▶ [Do this]: Output the entries word for word. Omit images.

▶ [Dataset records]:

-=-=-=-=-

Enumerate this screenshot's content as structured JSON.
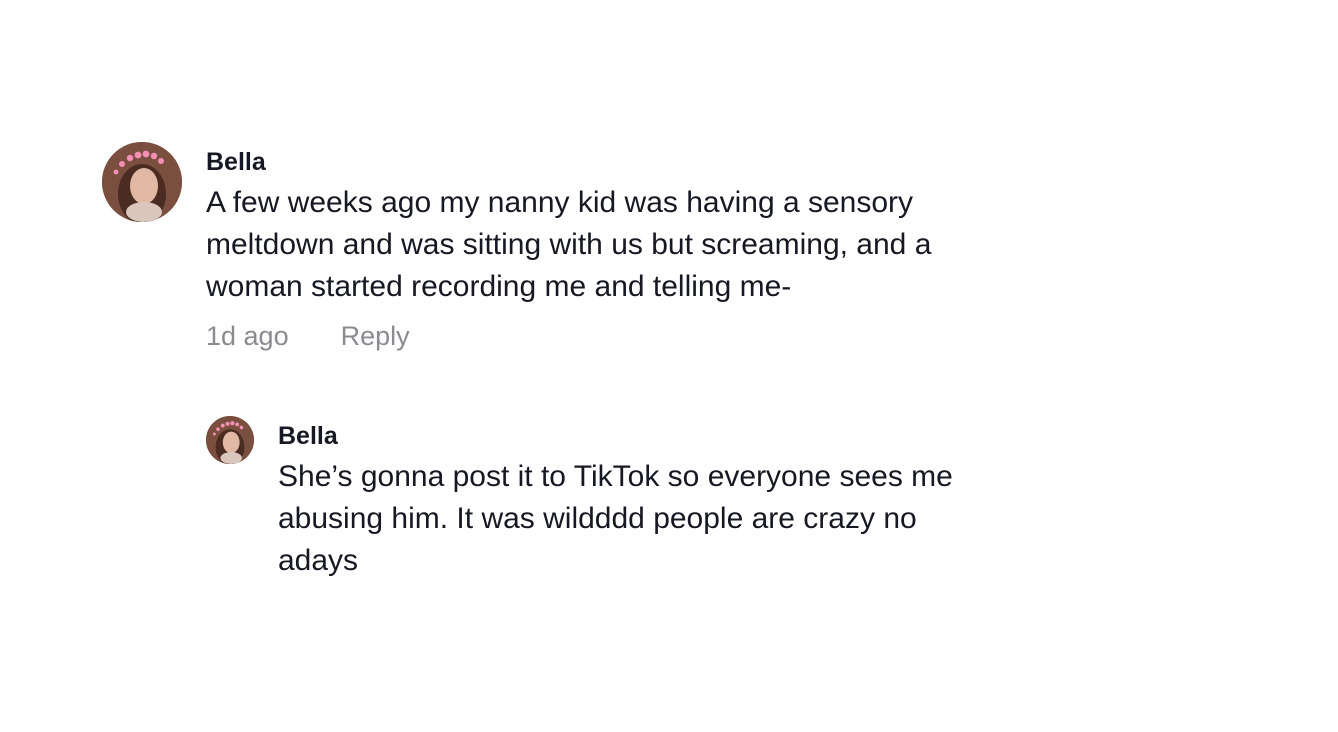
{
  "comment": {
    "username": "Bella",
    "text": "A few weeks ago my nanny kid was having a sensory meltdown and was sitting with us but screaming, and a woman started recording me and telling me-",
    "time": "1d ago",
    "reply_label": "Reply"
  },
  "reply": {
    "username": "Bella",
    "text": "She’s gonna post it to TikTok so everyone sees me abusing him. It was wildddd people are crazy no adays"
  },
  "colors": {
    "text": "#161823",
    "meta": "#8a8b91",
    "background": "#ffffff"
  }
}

-=-=-=-=-

▶ [Solution to this task]:
Enumerate this screenshot's content as structured JSON.
{
  "comment": {
    "username": "Bella",
    "text": "A few weeks ago my nanny kid was having a sensory meltdown and was sitting with us but screaming, and a woman started recording me and telling me-",
    "time": "1d ago",
    "reply_label": "Reply"
  },
  "reply": {
    "username": "Bella",
    "text": "She’s gonna post it to TikTok so everyone sees me abusing him. It was wildddd people are crazy no adays"
  },
  "colors": {
    "text": "#161823",
    "meta": "#8a8b91",
    "background": "#ffffff"
  }
}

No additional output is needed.